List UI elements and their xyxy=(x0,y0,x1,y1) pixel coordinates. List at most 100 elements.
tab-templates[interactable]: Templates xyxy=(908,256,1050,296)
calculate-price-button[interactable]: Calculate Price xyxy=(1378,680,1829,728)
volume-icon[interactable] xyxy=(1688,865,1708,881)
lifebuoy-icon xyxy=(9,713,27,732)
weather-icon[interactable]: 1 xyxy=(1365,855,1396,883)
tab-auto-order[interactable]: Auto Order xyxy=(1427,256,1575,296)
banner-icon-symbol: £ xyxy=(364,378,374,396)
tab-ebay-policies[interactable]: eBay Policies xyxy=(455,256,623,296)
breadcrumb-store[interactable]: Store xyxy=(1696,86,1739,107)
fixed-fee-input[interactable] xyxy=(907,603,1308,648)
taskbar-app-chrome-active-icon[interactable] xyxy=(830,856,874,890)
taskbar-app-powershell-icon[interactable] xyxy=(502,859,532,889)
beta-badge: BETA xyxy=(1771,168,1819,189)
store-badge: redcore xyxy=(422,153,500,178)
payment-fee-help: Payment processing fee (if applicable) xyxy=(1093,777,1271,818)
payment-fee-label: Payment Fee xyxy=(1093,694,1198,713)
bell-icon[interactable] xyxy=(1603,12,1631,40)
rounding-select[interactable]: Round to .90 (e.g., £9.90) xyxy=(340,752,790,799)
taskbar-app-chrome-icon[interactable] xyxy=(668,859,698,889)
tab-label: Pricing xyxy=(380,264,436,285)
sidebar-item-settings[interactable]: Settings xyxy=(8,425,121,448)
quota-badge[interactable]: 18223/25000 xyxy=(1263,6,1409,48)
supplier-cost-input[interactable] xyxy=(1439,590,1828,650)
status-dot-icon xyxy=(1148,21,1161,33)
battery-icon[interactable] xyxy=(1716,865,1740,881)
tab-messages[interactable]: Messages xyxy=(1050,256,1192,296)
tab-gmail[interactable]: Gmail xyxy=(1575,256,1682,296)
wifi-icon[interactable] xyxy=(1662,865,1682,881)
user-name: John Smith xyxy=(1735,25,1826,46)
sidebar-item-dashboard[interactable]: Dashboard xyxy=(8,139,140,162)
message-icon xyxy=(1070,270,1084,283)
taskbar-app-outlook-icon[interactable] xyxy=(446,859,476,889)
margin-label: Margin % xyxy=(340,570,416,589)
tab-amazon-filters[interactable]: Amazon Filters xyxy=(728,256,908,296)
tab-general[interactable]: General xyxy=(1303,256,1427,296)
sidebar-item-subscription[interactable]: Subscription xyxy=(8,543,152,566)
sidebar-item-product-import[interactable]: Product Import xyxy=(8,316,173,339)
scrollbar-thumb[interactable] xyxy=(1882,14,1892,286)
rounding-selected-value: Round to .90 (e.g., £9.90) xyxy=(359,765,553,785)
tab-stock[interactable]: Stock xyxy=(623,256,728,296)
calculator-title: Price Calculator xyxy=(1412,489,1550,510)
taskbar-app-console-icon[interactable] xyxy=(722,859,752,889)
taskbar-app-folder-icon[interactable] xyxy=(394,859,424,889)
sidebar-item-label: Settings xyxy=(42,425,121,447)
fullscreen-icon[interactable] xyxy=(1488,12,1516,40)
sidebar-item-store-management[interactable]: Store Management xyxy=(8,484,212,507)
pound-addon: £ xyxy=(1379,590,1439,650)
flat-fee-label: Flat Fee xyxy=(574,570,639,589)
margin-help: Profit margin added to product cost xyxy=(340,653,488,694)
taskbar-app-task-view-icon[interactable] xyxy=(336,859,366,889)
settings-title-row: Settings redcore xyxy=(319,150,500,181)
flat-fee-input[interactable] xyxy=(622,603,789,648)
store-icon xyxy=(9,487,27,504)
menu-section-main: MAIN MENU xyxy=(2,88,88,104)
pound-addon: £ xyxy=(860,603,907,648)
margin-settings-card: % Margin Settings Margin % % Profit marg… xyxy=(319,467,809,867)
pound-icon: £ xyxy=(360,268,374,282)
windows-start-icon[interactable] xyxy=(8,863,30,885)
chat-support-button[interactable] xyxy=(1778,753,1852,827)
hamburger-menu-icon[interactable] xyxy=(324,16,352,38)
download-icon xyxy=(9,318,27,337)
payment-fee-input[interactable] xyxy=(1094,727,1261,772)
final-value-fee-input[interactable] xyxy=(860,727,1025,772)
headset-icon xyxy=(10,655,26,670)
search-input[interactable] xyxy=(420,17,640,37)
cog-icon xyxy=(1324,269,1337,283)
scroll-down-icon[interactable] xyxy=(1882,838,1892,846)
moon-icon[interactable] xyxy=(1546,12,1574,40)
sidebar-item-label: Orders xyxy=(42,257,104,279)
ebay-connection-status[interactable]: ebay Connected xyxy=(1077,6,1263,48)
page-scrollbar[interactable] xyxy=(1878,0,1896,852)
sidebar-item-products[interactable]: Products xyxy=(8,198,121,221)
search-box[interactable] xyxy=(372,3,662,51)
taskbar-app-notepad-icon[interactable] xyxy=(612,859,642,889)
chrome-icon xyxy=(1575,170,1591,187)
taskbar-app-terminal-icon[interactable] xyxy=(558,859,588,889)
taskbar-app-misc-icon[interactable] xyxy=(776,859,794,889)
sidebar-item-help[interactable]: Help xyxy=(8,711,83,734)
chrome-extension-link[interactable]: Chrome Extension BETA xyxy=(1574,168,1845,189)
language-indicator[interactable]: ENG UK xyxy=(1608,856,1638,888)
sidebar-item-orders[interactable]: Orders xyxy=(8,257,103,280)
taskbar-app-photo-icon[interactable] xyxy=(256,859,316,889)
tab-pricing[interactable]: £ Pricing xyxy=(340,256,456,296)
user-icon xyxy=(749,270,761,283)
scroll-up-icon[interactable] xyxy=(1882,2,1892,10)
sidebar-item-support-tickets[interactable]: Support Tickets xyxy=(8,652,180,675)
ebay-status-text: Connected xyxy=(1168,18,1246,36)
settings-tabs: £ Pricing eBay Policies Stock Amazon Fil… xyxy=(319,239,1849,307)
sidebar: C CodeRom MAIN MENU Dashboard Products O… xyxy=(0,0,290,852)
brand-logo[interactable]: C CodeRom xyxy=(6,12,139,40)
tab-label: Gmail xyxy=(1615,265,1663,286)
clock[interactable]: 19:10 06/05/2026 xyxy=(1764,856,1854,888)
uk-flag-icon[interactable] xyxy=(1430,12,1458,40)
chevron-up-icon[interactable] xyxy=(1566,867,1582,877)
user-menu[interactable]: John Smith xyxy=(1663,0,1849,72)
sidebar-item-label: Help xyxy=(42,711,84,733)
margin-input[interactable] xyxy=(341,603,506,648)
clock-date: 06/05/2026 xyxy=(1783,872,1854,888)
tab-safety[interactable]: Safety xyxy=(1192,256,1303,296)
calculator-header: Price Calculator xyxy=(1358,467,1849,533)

_ _ _ _ _ _ _

▸ Given problem: Select every line of the items above that contains the string "Round", matching case exactly.

▸ Worked solution:
rounding-select[interactable]: Round to .90 (e.g., £9.90) xyxy=(340,752,790,799)
rounding-selected-value: Round to .90 (e.g., £9.90) xyxy=(359,765,553,785)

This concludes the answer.